**What the task requires:**
Would you quote every entry exactly, dropping only the pictures?
——
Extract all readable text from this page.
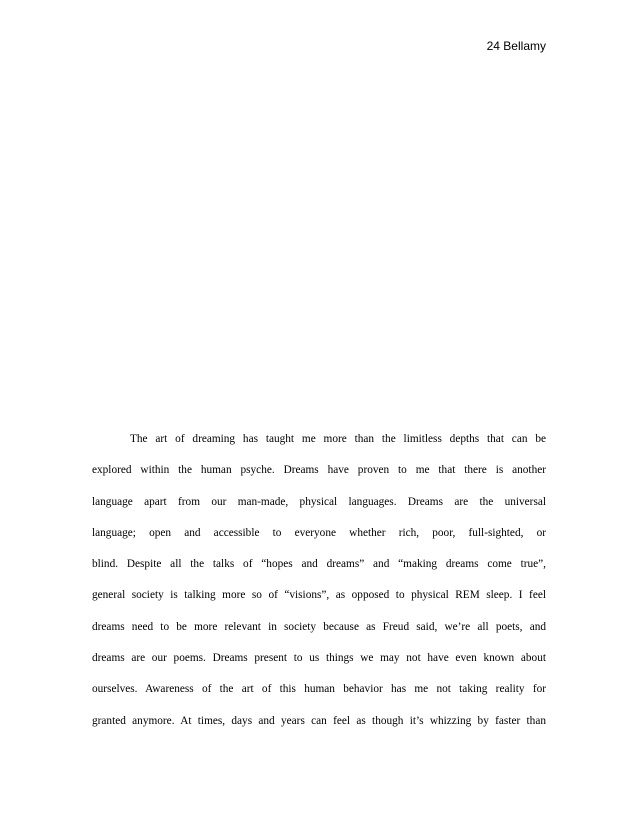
24 Bellamy
The art of dreaming has taught me more than the limitless depths that can be
explored within the human psyche. Dreams have proven to me that there is another
language apart from our man-made, physical languages. Dreams are the universal
language; open and accessible to everyone whether rich, poor, full-sighted, or
blind. Despite all the talks of “hopes and dreams” and “making dreams come true”,
general society is talking more so of “visions”, as opposed to physical REM sleep. I feel
dreams need to be more relevant in society because as Freud said, we’re all poets, and
dreams are our poems. Dreams present to us things we may not have even known about
ourselves. Awareness of the art of this human behavior has me not taking reality for
granted anymore. At times, days and years can feel as though it’s whizzing by faster than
——
**Answer to the task:**
Extract all readable text from this page.
24 Bellamy
The art of dreaming has taught me more than the limitless depths that can be
explored within the human psyche. Dreams have proven to me that there is another
language apart from our man-made, physical languages. Dreams are the universal
language; open and accessible to everyone whether rich, poor, full-sighted, or
blind. Despite all the talks of “hopes and dreams” and “making dreams come true”,
general society is talking more so of “visions”, as opposed to physical REM sleep. I feel
dreams need to be more relevant in society because as Freud said, we’re all poets, and
dreams are our poems. Dreams present to us things we may not have even known about
ourselves. Awareness of the art of this human behavior has me not taking reality for
granted anymore. At times, days and years can feel as though it’s whizzing by faster than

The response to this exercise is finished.